=== Exercise requirements ===
Each line containing the word "Hebr" must be copied from the material below.

=== Given records ===
+ + +

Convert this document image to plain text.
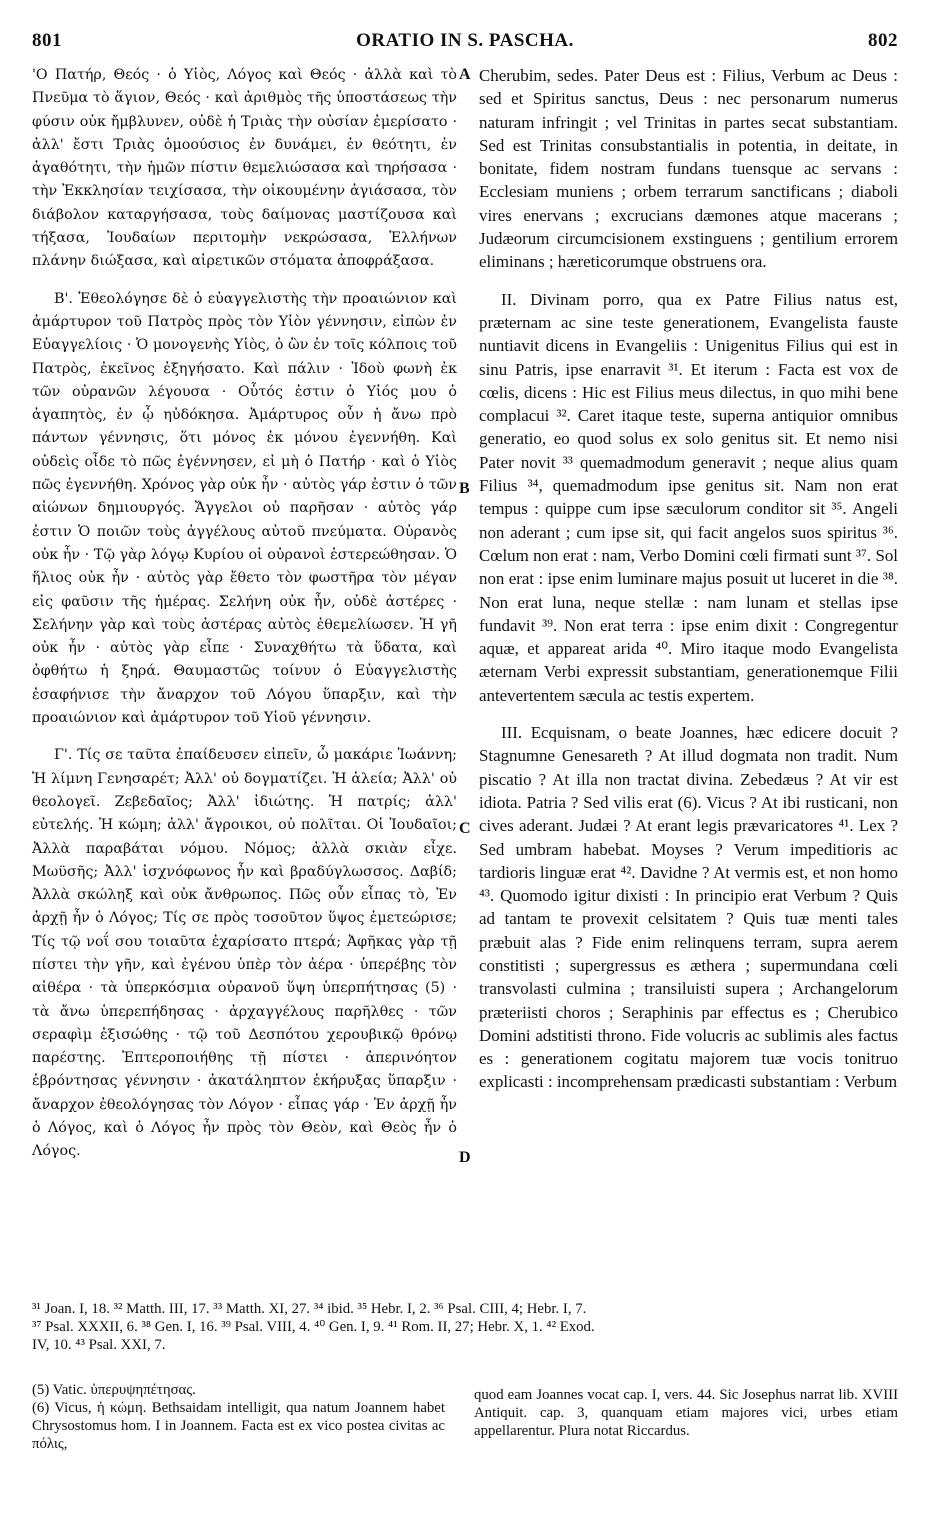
801	ORATIO IN S. PASCHA.	802

'Ο Πατήρ, Θεός · ὁ Υἱὸς, Λόγος καὶ Θεός · ἀλλὰ καὶ τὸ Πνεῦμα τὸ ἅγιον, Θεός · καὶ ἀριθμὸς τῆς ὑποστάσεως τὴν φύσιν οὐκ ἤμβλυνεν, οὐδὲ ἡ Τριὰς τὴν οὐσίαν ἐμερίσατο · ἀλλ' ἔστι Τριὰς ὁμοούσιος ἐν δυνάμει, ἐν θεότητι, ἐν ἀγαθότητι, τὴν ἡμῶν πίστιν θεμελιώσασα καὶ τηρήσασα · τὴν Ἐκκλησίαν τειχίσασα, τὴν οἰκουμένην ἁγιάσασα, τὸν διάβολον καταργήσασα, τοὺς δαίμονας μαστίζουσα καὶ τήξασα, Ἰουδαίων περιτομὴν νεκρώσασα, Ἑλλήνων πλάνην διώξασα, καὶ αἱρετικῶν στόματα ἀποφράξασα.

Β'. Ἐθεολόγησε δὲ ὁ εὐαγγελιστὴς τὴν προαιώνιον καὶ ἀμάρτυρον τοῦ Πατρὸς πρὸς τὸν Υἱὸν γέννησιν, εἰπὼν ἐν Εὐαγγελίοις · Ὁ μονογενὴς Υἱὸς, ὁ ὢν ἐν τοῖς κόλποις τοῦ Πατρὸς, ἐκεῖνος ἐξηγήσατο. Καὶ πάλιν · Ἰδοὺ φωνὴ ἐκ τῶν οὐρανῶν λέγουσα · Οὗτός ἐστιν ὁ Υἱός μου ὁ ἀγαπητὸς, ἐν ᾧ ηὐδόκησα. Ἀμάρτυρος οὖν ἡ ἄνω πρὸ πάντων γέννησις, ὅτι μόνος ἐκ μόνου ἐγεννήθη. Καὶ οὐδεὶς οἶδε τὸ πῶς ἐγέννησεν, εἰ μὴ ὁ Πατήρ · καὶ ὁ Υἱὸς πῶς ἐγεννήθη. Χρόνος γὰρ οὐκ ἦν · αὐτὸς γάρ ἐστιν ὁ τῶν αἰώνων δημιουργός. Ἄγγελοι οὐ παρῆσαν · αὐτὸς γάρ ἐστιν Ὁ ποιῶν τοὺς ἀγγέλους αὐτοῦ πνεύματα. Οὐρανὸς οὐκ ἦν · Τῷ γὰρ λόγῳ Κυρίου οἱ οὐρανοὶ ἐστερεώθησαν. Ὁ ἥλιος οὐκ ἦν · αὐτὸς γὰρ ἔθετο τὸν φωστῆρα τὸν μέγαν εἰς φαῦσιν τῆς ἡμέρας. Σελήνη οὐκ ἦν, οὐδὲ ἀστέρες · Σελήνην γὰρ καὶ τοὺς ἀστέρας αὐτὸς ἐθεμελίωσεν. Ἡ γῆ οὐκ ἦν · αὐτὸς γὰρ εἶπε · Συναχθήτω τὰ ὕδατα, καὶ ὀφθήτω ἡ ξηρά. Θαυμαστῶς τοίνυν ὁ Εὐαγγελιστὴς ἐσαφήνισε τὴν ἄναρχον τοῦ Λόγου ὕπαρξιν, καὶ τὴν προαιώνιον καὶ ἀμάρτυρον τοῦ Υἱοῦ γέννησιν.

Γ'. Τίς σε ταῦτα ἐπαίδευσεν εἰπεῖν, ὦ μακάριε Ἰωάννη; Ἡ λίμνη Γενησαρέτ; Ἀλλ' οὐ δογματίζει. Ἡ ἁλεία; Ἀλλ' οὐ θεολογεῖ. Ζεβεδαῖος; Ἀλλ' ἰδιώτης. Ἡ πατρίς; ἀλλ' εὐτελής. Ἡ κώμη; ἀλλ' ἄγροικοι, οὐ πολῖται. Οἱ Ἰουδαῖοι; Ἀλλὰ παραβάται νόμου. Νόμος; ἀλλὰ σκιὰν εἶχε. Μωϋσῆς; Ἀλλ' ἰσχνόφωνος ἦν καὶ βραδύγλωσσος. Δαβίδ; Ἀλλὰ σκώληξ καὶ οὐκ ἄνθρωπος. Πῶς οὖν εἶπας τὸ, Ἐν ἀρχῇ ἦν ὁ Λόγος; Τίς σε πρὸς τοσοῦτον ὕψος ἐμετεώρισε; Τίς τῷ νοΐ σου τοιαῦτα ἐχαρίσατο πτερά; Ἀφῆκας γὰρ τῇ πίστει τὴν γῆν, καὶ ἐγένου ὑπὲρ τὸν ἀέρα · ὑπερέβης τὸν αἰθέρα · τὰ ὑπερκόσμια οὐρανοῦ ὕψη ὑπερπήτησας (5) · τὰ ἄνω ὑπερεπήδησας · ἀρχαγγέλους παρῆλθες · τῶν σεραφὶμ ἐξισώθης · τῷ τοῦ Δεσπότου χερουβικῷ θρόνῳ παρέστης. Ἐπτεροποιήθης τῇ πίστει · ἀπερινόητον ἐβρόντησας γέννησιν · ἀκατάληπτον ἐκήρυξας ὕπαρξιν · ἄναρχον ἐθεολόγησας τὸν Λόγον · εἶπας γάρ · Ἐν ἀρχῇ ἦν ὁ Λόγος, καὶ ὁ Λόγος ἦν πρὸς τὸν Θεὸν, καὶ Θεὸς ἦν ὁ Λόγος.

A
B
C
D

Cherubim, sedes. Pater Deus est : Filius, Verbum ac Deus : sed et Spiritus sanctus, Deus : nec personarum numerus naturam infringit ; vel Trinitas in partes secat substantiam. Sed est Trinitas consubstantialis in potentia, in deitate, in bonitate, fidem nostram fundans tuensque ac servans : Ecclesiam muniens ; orbem terrarum sanctificans ; diaboli vires enervans ; excrucians dæmones atque macerans ; Judæorum circumcisionem exstinguens ; gentilium errorem eliminans ; hæreticorumque obstruens ora.

II. Divinam porro, qua ex Patre Filius natus est, præternam ac sine teste generationem, Evangelista fauste nuntiavit dicens in Evangeliis : Unigenitus Filius qui est in sinu Patris, ipse enarravit ³¹. Et iterum : Facta est vox de cœlis, dicens : Hic est Filius meus dilectus, in quo mihi bene complacui ³². Caret itaque teste, superna antiquior omnibus generatio, eo quod solus ex solo genitus sit. Et nemo nisi Pater novit ³³ quemadmodum generavit ; neque alius quam Filius ³⁴, quemadmodum ipse genitus sit. Nam non erat tempus : quippe cum ipse sæculorum conditor sit ³⁵. Angeli non aderant ; cum ipse sit, qui facit angelos suos spiritus ³⁶. Cœlum non erat : nam, Verbo Domini cœli firmati sunt ³⁷. Sol non erat : ipse enim luminare majus posuit ut luceret in die ³⁸. Non erat luna, neque stellæ : nam lunam et stellas ipse fundavit ³⁹. Non erat terra : ipse enim dixit : Congregentur aquæ, et appareat arida ⁴⁰. Miro itaque modo Evangelista æternam Verbi expressit substantiam, generationemque Filii antevertentem sæcula ac testis expertem.

III. Ecquisnam, o beate Joannes, hæc edicere docuit ? Stagnumne Genesareth ? At illud dogmata non tradit. Num piscatio ? At illa non tractat divina. Zebedæus ? At vir est idiota. Patria ? Sed vilis erat (6). Vicus ? At ibi rusticani, non cives aderant. Judæi ? At erant legis prævaricatores ⁴¹. Lex ? Sed umbram habebat. Moyses ? Verum impeditioris ac tardioris linguæ erat ⁴². Davidne ? At vermis est, et non homo ⁴³. Quomodo igitur dixisti : In principio erat Verbum ? Quis ad tantam te provexit celsitatem ? Quis tuæ menti tales præbuit alas ? Fide enim relinquens terram, supra aerem constitisti ; supergressus es æthera ; supermundana cœli transvolasti culmina ; transiluisti supera ; Archangelorum præteriisti choros ; Seraphinis par effectus es ; Cherubico Domini adstitisti throno. Fide volucris ac sublimis ales factus es : generationem cogitatu majorem tuæ vocis tonitruo explicasti : incomprehensam prædicasti substantiam : Verbum

³¹ Joan. I, 18. ³² Matth. III, 17. ³³ Matth. XI, 27. ³⁴ ibid. ³⁵ Hebr. I, 2. ³⁶ Psal. CIII, 4; Hebr. I, 7.

³⁷ Psal. XXXII, 6. ³⁸ Gen. I, 16. ³⁹ Psal. VIII, 4. ⁴⁰ Gen. I, 9. ⁴¹ Rom. II, 27; Hebr. X, 1. ⁴² Exod.

IV, 10. ⁴³ Psal. XXI, 7.

(5) Vatic. ὑπερυψηπέτησας.

(6) Vicus, ἡ κώμη. Bethsaidam intelligit, qua natum Joannem habet Chrysostomus hom. I in Joannem. Facta est ex vico postea civitas ac πόλις,

quod eam Joannes vocat cap. I, vers. 44. Sic Josephus narrat lib. XVIII Antiquit. cap. 3, quanquam etiam majores vici, urbes etiam appellarentur. Plura notat Riccardus.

+ + +

=== Your response ===
³¹ Joan. I, 18. ³² Matth. III, 17. ³³ Matth. XI, 27. ³⁴ ibid. ³⁵ Hebr. I, 2. ³⁶ Psal. CIII, 4; Hebr. I, 7.
³⁷ Psal. XXXII, 6. ³⁸ Gen. I, 16. ³⁹ Psal. VIII, 4. ⁴⁰ Gen. I, 9. ⁴¹ Rom. II, 27; Hebr. X, 1. ⁴² Exod.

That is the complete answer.